Stored records |

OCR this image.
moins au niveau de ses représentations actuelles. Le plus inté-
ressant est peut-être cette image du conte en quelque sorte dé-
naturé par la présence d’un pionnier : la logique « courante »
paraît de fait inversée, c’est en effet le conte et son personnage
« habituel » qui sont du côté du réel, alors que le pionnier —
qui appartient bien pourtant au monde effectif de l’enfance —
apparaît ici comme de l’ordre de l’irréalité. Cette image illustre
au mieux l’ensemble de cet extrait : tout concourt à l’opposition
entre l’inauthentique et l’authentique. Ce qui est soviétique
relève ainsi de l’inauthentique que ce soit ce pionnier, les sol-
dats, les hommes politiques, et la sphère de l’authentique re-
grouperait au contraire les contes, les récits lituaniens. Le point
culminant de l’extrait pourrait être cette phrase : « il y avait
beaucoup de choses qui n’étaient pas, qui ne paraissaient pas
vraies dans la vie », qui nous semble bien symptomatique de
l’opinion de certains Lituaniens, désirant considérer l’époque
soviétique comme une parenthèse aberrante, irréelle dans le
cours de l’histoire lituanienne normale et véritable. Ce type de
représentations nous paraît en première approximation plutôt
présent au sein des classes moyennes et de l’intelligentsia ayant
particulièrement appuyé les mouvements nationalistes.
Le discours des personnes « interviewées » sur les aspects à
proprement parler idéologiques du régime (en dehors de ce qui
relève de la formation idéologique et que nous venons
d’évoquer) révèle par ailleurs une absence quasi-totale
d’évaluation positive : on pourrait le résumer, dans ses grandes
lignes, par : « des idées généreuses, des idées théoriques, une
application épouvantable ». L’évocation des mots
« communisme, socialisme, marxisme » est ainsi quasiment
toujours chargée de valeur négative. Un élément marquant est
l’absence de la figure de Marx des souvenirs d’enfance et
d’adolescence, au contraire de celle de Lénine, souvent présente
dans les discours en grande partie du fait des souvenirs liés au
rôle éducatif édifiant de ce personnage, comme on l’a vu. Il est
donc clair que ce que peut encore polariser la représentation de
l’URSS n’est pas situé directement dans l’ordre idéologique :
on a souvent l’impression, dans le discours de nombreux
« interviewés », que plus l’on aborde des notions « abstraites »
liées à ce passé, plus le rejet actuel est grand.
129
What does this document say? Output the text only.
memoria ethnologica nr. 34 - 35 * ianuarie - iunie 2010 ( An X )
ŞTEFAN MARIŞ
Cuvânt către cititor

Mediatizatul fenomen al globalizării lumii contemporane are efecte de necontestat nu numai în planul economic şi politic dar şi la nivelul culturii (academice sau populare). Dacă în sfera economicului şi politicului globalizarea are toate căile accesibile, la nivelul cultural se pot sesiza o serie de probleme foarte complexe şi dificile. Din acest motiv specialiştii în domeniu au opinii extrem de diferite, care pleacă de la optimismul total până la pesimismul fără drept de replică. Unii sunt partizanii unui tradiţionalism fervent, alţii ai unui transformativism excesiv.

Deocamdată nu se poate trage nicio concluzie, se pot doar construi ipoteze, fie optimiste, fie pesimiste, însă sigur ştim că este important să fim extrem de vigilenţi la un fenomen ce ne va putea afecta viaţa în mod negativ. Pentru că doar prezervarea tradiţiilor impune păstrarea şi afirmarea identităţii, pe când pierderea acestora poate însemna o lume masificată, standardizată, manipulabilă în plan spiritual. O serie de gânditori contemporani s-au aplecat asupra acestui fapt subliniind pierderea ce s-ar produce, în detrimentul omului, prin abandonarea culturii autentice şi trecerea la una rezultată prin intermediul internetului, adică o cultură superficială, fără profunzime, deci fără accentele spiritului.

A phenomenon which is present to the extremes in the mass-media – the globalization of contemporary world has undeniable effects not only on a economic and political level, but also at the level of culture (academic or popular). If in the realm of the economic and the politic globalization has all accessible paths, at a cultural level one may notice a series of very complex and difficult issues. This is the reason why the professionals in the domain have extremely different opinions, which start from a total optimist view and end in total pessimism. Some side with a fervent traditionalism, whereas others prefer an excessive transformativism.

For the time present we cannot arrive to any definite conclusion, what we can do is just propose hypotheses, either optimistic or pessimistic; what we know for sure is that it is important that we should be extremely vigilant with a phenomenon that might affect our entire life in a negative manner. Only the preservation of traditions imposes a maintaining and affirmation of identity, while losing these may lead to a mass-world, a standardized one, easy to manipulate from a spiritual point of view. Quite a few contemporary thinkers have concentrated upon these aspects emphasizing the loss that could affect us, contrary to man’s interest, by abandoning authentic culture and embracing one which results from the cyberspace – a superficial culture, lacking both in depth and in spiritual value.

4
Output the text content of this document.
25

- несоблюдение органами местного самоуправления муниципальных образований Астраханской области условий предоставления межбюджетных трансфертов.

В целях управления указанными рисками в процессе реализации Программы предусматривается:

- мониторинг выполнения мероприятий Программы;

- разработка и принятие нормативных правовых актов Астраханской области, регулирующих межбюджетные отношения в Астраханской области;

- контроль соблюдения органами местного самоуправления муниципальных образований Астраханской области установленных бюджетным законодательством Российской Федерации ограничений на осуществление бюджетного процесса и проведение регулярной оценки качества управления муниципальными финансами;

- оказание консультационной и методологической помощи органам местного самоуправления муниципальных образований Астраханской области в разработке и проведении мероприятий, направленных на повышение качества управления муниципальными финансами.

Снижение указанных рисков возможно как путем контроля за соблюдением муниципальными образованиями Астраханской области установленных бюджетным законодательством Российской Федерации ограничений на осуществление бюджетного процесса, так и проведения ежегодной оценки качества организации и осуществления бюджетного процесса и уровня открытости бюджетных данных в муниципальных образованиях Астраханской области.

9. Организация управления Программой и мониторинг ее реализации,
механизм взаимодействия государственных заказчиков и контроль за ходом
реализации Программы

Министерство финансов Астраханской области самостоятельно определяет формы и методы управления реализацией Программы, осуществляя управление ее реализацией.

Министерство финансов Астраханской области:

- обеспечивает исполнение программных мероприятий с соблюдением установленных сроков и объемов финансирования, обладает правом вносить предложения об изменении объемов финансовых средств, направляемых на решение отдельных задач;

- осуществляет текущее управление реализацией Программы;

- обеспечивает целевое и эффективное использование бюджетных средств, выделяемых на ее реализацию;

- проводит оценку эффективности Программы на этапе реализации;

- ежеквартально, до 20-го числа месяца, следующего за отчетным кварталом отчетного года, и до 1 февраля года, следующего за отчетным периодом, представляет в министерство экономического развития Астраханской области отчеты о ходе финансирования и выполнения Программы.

Exercise |
Wherever "контроль" shows up in a line, copy that line.

Result |
- контроль соблюдения органами местного самоуправления муниципальных образований Астраханской области установленных бюджетным законодательством Российской Федерации ограничений на осуществление бюджетного процесса и проведение регулярной оценки качества управления муниципальными финансами;
механизм взаимодействия государственных заказчиков и контроль за ходом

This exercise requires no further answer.